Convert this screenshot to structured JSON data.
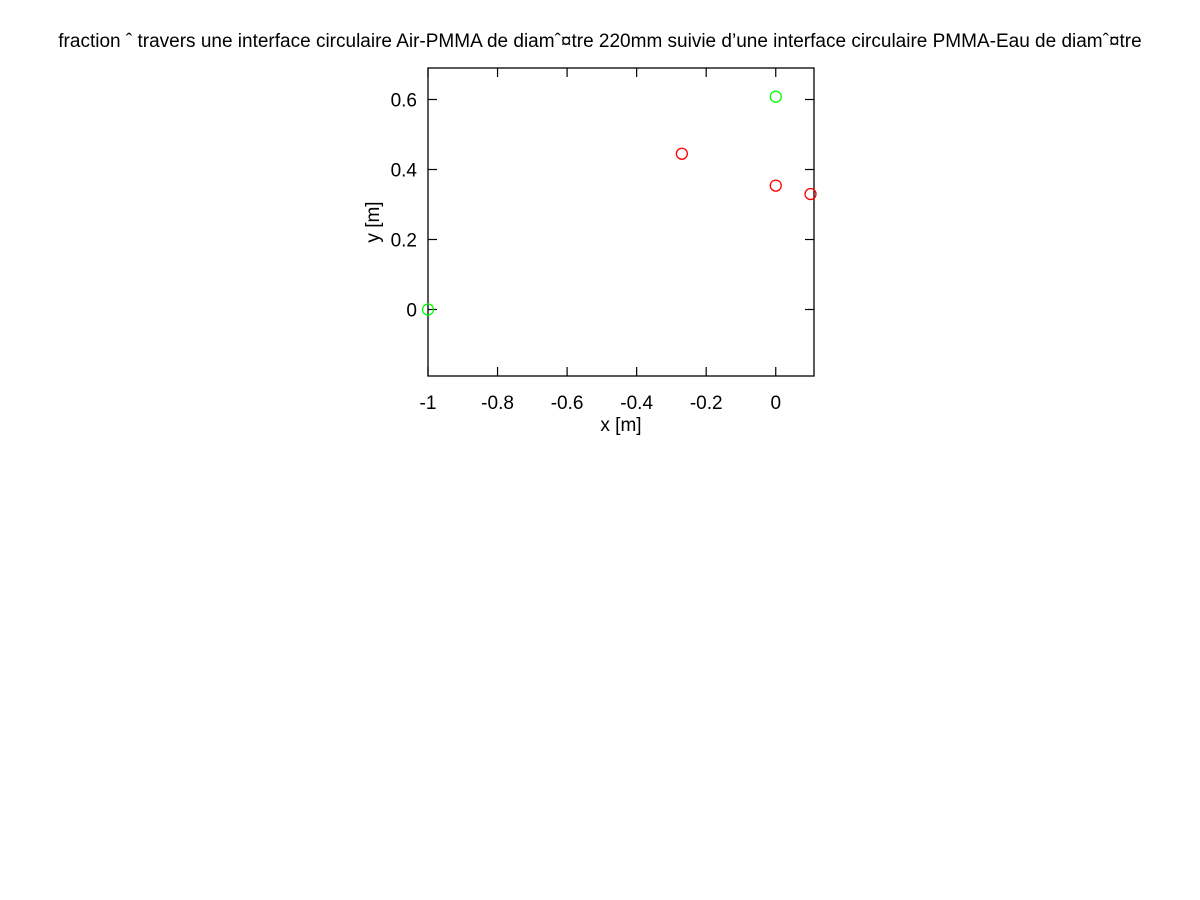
{
  "chart_data": {
    "type": "scatter",
    "title": "fraction ˆ  travers une interface circulaire Air-PMMA de diamˆ¤tre 220mm suivie d’une interface circulaire PMMA-Eau de diamˆ¤tre",
    "xlabel": "x [m]",
    "ylabel": "y [m]",
    "xlim": [
      -1,
      0.11
    ],
    "ylim": [
      -0.19,
      0.69
    ],
    "x_ticks": [
      -1,
      -0.8,
      -0.6,
      -0.4,
      -0.2,
      0
    ],
    "x_tick_labels": [
      "-1",
      "-0.8",
      "-0.6",
      "-0.4",
      "-0.2",
      "0"
    ],
    "y_ticks": [
      0,
      0.2,
      0.4,
      0.6
    ],
    "y_tick_labels": [
      "0",
      "0.2",
      "0.4",
      "0.6"
    ],
    "grid": false,
    "marker": "open-circle",
    "series": [
      {
        "color": "#00ff00",
        "points": [
          {
            "x": -1.0,
            "y": 0.0
          },
          {
            "x": 0.0,
            "y": 0.608
          }
        ]
      },
      {
        "color": "#ff0000",
        "points": [
          {
            "x": -0.27,
            "y": 0.445
          },
          {
            "x": 0.0,
            "y": 0.354
          },
          {
            "x": 0.1,
            "y": 0.33
          }
        ]
      }
    ]
  }
}
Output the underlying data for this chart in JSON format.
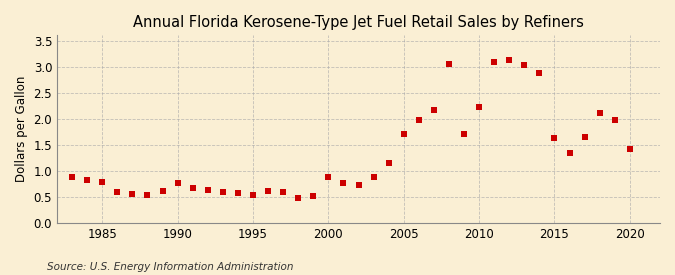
{
  "title": "Annual Florida Kerosene-Type Jet Fuel Retail Sales by Refiners",
  "ylabel": "Dollars per Gallon",
  "source": "Source: U.S. Energy Information Administration",
  "years": [
    1983,
    1984,
    1985,
    1986,
    1987,
    1988,
    1989,
    1990,
    1991,
    1992,
    1993,
    1994,
    1995,
    1996,
    1997,
    1998,
    1999,
    2000,
    2001,
    2002,
    2003,
    2004,
    2005,
    2006,
    2007,
    2008,
    2009,
    2010,
    2011,
    2012,
    2013,
    2014,
    2015,
    2016,
    2017,
    2018,
    2019,
    2020
  ],
  "values": [
    0.88,
    0.83,
    0.79,
    0.59,
    0.56,
    0.54,
    0.62,
    0.76,
    0.67,
    0.63,
    0.6,
    0.57,
    0.53,
    0.62,
    0.6,
    0.47,
    0.51,
    0.88,
    0.76,
    0.72,
    0.88,
    1.15,
    1.7,
    1.97,
    2.17,
    3.05,
    1.7,
    2.22,
    3.08,
    3.12,
    3.03,
    2.88,
    1.63,
    1.35,
    1.65,
    2.1,
    1.97,
    1.42
  ],
  "marker_color": "#cc0000",
  "marker_size": 18,
  "bg_color": "#faefd4",
  "grid_color": "#aaaaaa",
  "xlim": [
    1982,
    2022
  ],
  "ylim": [
    0.0,
    3.6
  ],
  "yticks": [
    0.0,
    0.5,
    1.0,
    1.5,
    2.0,
    2.5,
    3.0,
    3.5
  ],
  "xticks": [
    1985,
    1990,
    1995,
    2000,
    2005,
    2010,
    2015,
    2020
  ],
  "title_fontsize": 10.5,
  "label_fontsize": 8.5,
  "tick_fontsize": 8.5,
  "source_fontsize": 7.5
}
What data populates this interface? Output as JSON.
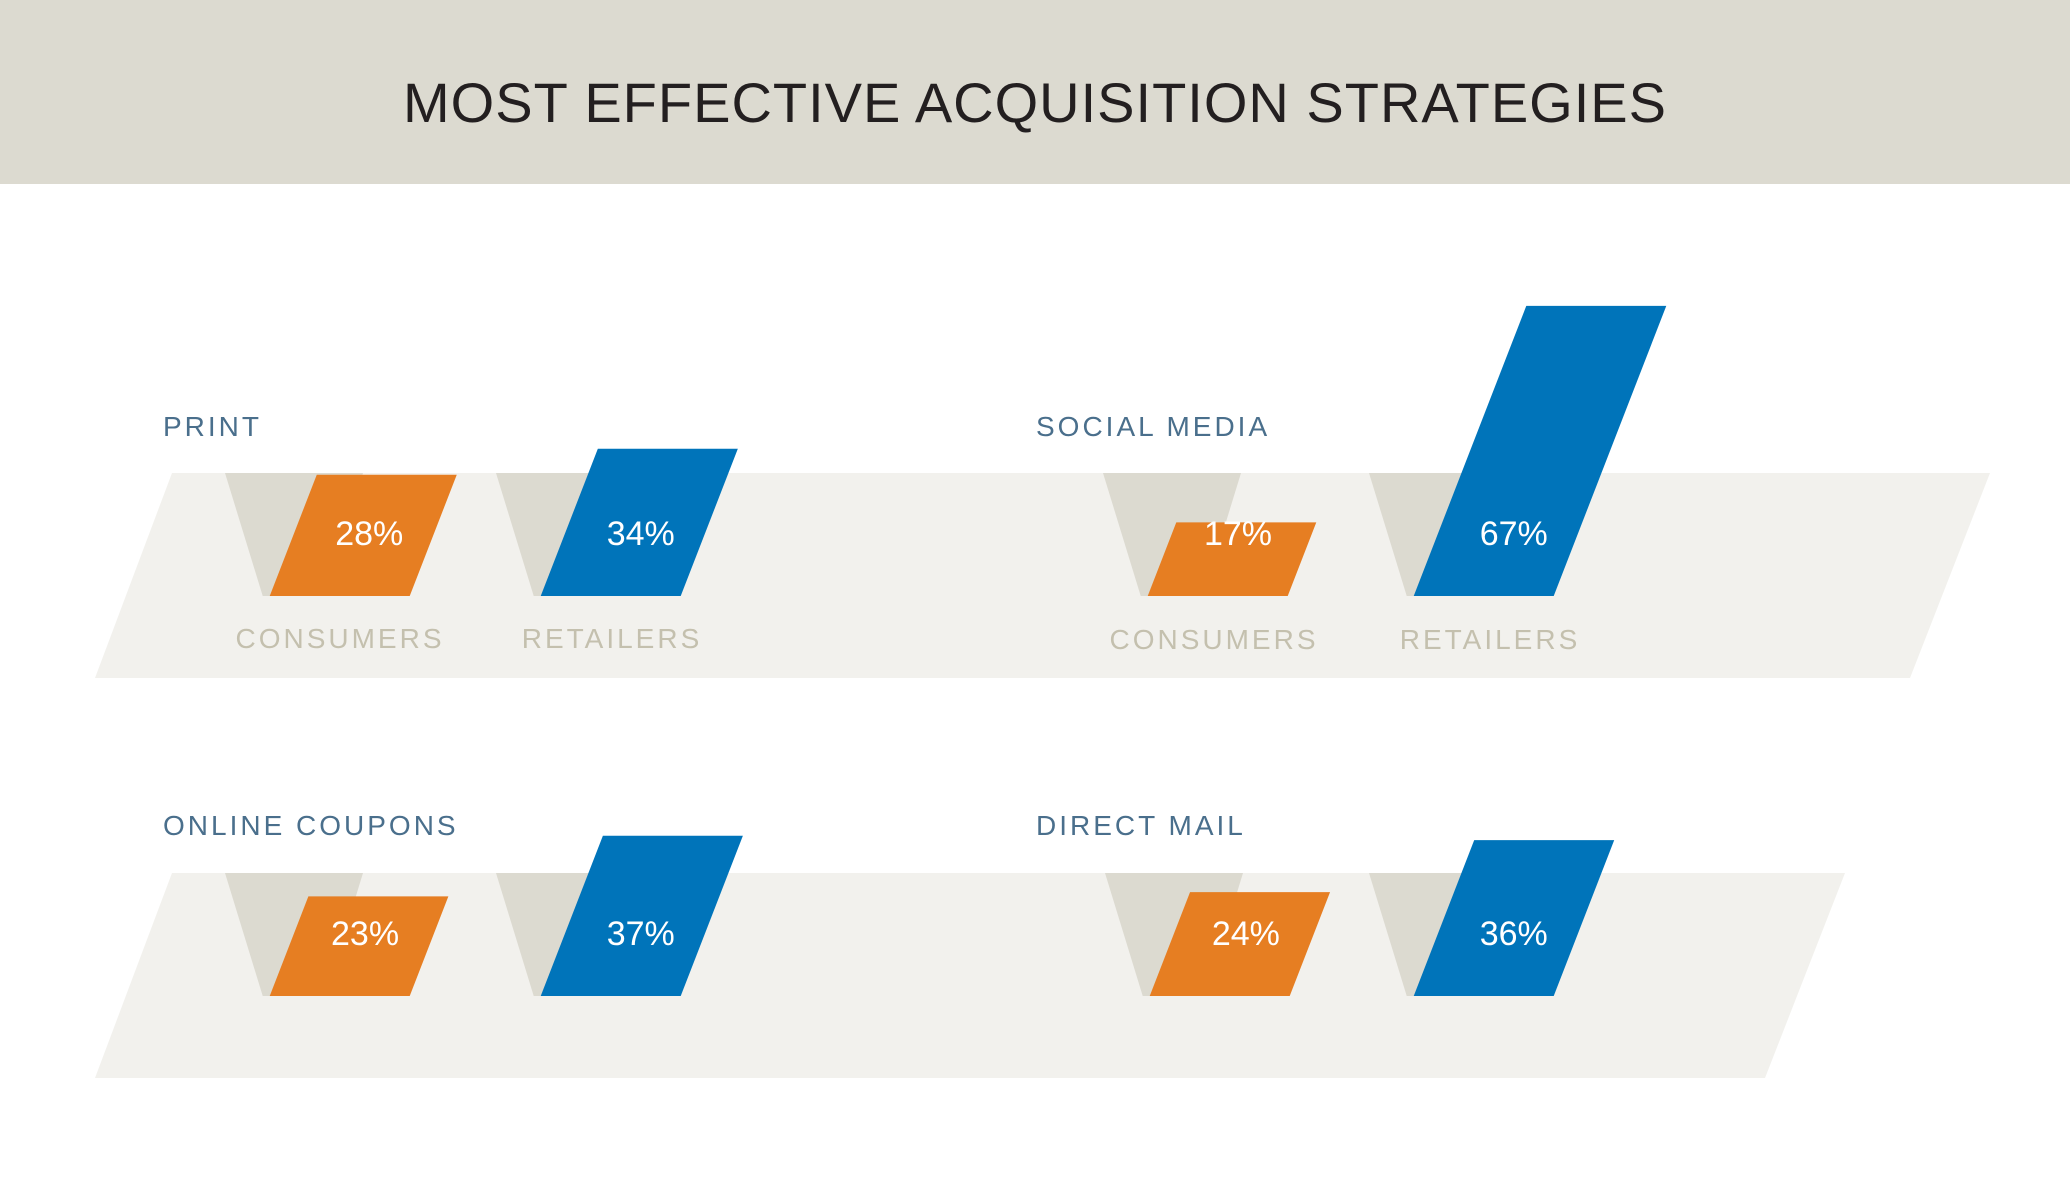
{
  "title": "MOST EFFECTIVE ACQUISITION STRATEGIES",
  "colors": {
    "header_band": "#dcdad0",
    "shelf": "#f2f1ed",
    "slot": "#dcdad0",
    "consumers": "#e67e22",
    "retailers": "#0074ba",
    "category_label": "#4a6f8c",
    "series_label": "#c4c0ae"
  },
  "chart_data": {
    "type": "bar",
    "title": "MOST EFFECTIVE ACQUISITION STRATEGIES",
    "xlabel": "",
    "ylabel": "",
    "ylim": [
      0,
      100
    ],
    "grid": false,
    "legend": "below each bar pair",
    "value_suffix": "%",
    "series": [
      {
        "name": "CONSUMERS",
        "color": "#e67e22"
      },
      {
        "name": "RETAILERS",
        "color": "#0074ba"
      }
    ],
    "categories": [
      "PRINT",
      "SOCIAL MEDIA",
      "ONLINE COUPONS",
      "DIRECT MAIL"
    ],
    "panels": [
      {
        "category": "PRINT",
        "values": [
          28,
          34
        ],
        "labels": [
          "28%",
          "34%"
        ],
        "series_labels": [
          "CONSUMERS",
          "RETAILERS"
        ]
      },
      {
        "category": "SOCIAL MEDIA",
        "values": [
          17,
          67
        ],
        "labels": [
          "17%",
          "67%"
        ],
        "series_labels": [
          "CONSUMERS",
          "RETAILERS"
        ]
      },
      {
        "category": "ONLINE COUPONS",
        "values": [
          23,
          37
        ],
        "labels": [
          "23%",
          "37%"
        ],
        "series_labels": []
      },
      {
        "category": "DIRECT MAIL",
        "values": [
          24,
          36
        ],
        "labels": [
          "24%",
          "36%"
        ],
        "series_labels": []
      }
    ]
  }
}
----------------
WORK TO COMPLETE: Go through the listing above and write it all out exactly, leaving out any picture.

EXERCISE SOLUTION:
Convert this screenshot to structured JSON data.
{
  "chart_data": {
    "type": "scatter",
    "title": "fraction ˆ  travers une interface circulaire Air-PMMA de diamˆ¤tre 220mm suivie d’une interface circulaire PMMA-Eau de diamˆ¤tre",
    "xlabel": "x [m]",
    "ylabel": "y [m]",
    "xlim": [
      -1,
      0.11
    ],
    "ylim": [
      -0.19,
      0.69
    ],
    "x_ticks": [
      -1,
      -0.8,
      -0.6,
      -0.4,
      -0.2,
      0
    ],
    "x_tick_labels": [
      "-1",
      "-0.8",
      "-0.6",
      "-0.4",
      "-0.2",
      "0"
    ],
    "y_ticks": [
      0,
      0.2,
      0.4,
      0.6
    ],
    "y_tick_labels": [
      "0",
      "0.2",
      "0.4",
      "0.6"
    ],
    "grid": false,
    "marker": "open-circle",
    "series": [
      {
        "color": "#00ff00",
        "points": [
          {
            "x": -1.0,
            "y": 0.0
          },
          {
            "x": 0.0,
            "y": 0.608
          }
        ]
      },
      {
        "color": "#ff0000",
        "points": [
          {
            "x": -0.27,
            "y": 0.445
          },
          {
            "x": 0.0,
            "y": 0.354
          },
          {
            "x": 0.1,
            "y": 0.33
          }
        ]
      }
    ]
  }
}
Output the underlying data for this chart in JSON format.
{
  "title": "Annual Florida Kerosene-Type Jet Fuel Retail Sales by Refiners",
  "ylabel": "Dollars per Gallon",
  "source": "Source: U.S. Energy Information Administration",
  "years": [
    1983,
    1984,
    1985,
    1986,
    1987,
    1988,
    1989,
    1990,
    1991,
    1992,
    1993,
    1994,
    1995,
    1996,
    1997,
    1998,
    1999,
    2000,
    2001,
    2002,
    2003,
    2004,
    2005,
    2006,
    2007,
    2008,
    2009,
    2010,
    2011,
    2012,
    2013,
    2014,
    2015,
    2016,
    2017,
    2018,
    2019,
    2020
  ],
  "values": [
    0.88,
    0.83,
    0.79,
    0.59,
    0.56,
    0.54,
    0.62,
    0.76,
    0.67,
    0.63,
    0.6,
    0.57,
    0.53,
    0.62,
    0.6,
    0.47,
    0.51,
    0.88,
    0.76,
    0.72,
    0.88,
    1.15,
    1.7,
    1.97,
    2.17,
    3.05,
    1.7,
    2.22,
    3.08,
    3.12,
    3.03,
    2.88,
    1.63,
    1.35,
    1.65,
    2.1,
    1.97,
    1.42
  ],
  "marker_color": "#cc0000",
  "marker_size": 18,
  "bg_color": "#faefd4",
  "grid_color": "#aaaaaa",
  "xlim": [
    1982,
    2022
  ],
  "ylim": [
    0.0,
    3.6
  ],
  "yticks": [
    0.0,
    0.5,
    1.0,
    1.5,
    2.0,
    2.5,
    3.0,
    3.5
  ],
  "xticks": [
    1985,
    1990,
    1995,
    2000,
    2005,
    2010,
    2015,
    2020
  ],
  "title_fontsize": 10.5,
  "label_fontsize": 8.5,
  "tick_fontsize": 8.5,
  "source_fontsize": 7.5
}
What data populates this interface? Output as JSON.
{
  "title": "MOST EFFECTIVE ACQUISITION STRATEGIES",
  "colors": {
    "header_band": "#dcdad0",
    "shelf": "#f2f1ed",
    "slot": "#dcdad0",
    "consumers": "#e67e22",
    "retailers": "#0074ba",
    "category_label": "#4a6f8c",
    "series_label": "#c4c0ae"
  },
  "chart_data": {
    "type": "bar",
    "title": "MOST EFFECTIVE ACQUISITION STRATEGIES",
    "xlabel": "",
    "ylabel": "",
    "ylim": [
      0,
      100
    ],
    "grid": false,
    "legend": "below each bar pair",
    "value_suffix": "%",
    "series": [
      {
        "name": "CONSUMERS",
        "color": "#e67e22"
      },
      {
        "name": "RETAILERS",
        "color": "#0074ba"
      }
    ],
    "categories": [
      "PRINT",
      "SOCIAL MEDIA",
      "ONLINE COUPONS",
      "DIRECT MAIL"
    ],
    "panels": [
      {
        "category": "PRINT",
        "values": [
          28,
          34
        ],
        "labels": [
          "28%",
          "34%"
        ],
        "series_labels": [
          "CONSUMERS",
          "RETAILERS"
        ]
      },
      {
        "category": "SOCIAL MEDIA",
        "values": [
          17,
          67
        ],
        "labels": [
          "17%",
          "67%"
        ],
        "series_labels": [
          "CONSUMERS",
          "RETAILERS"
        ]
      },
      {
        "category": "ONLINE COUPONS",
        "values": [
          23,
          37
        ],
        "labels": [
          "23%",
          "37%"
        ],
        "series_labels": []
      },
      {
        "category": "DIRECT MAIL",
        "values": [
          24,
          36
        ],
        "labels": [
          "24%",
          "36%"
        ],
        "series_labels": []
      }
    ]
  }
}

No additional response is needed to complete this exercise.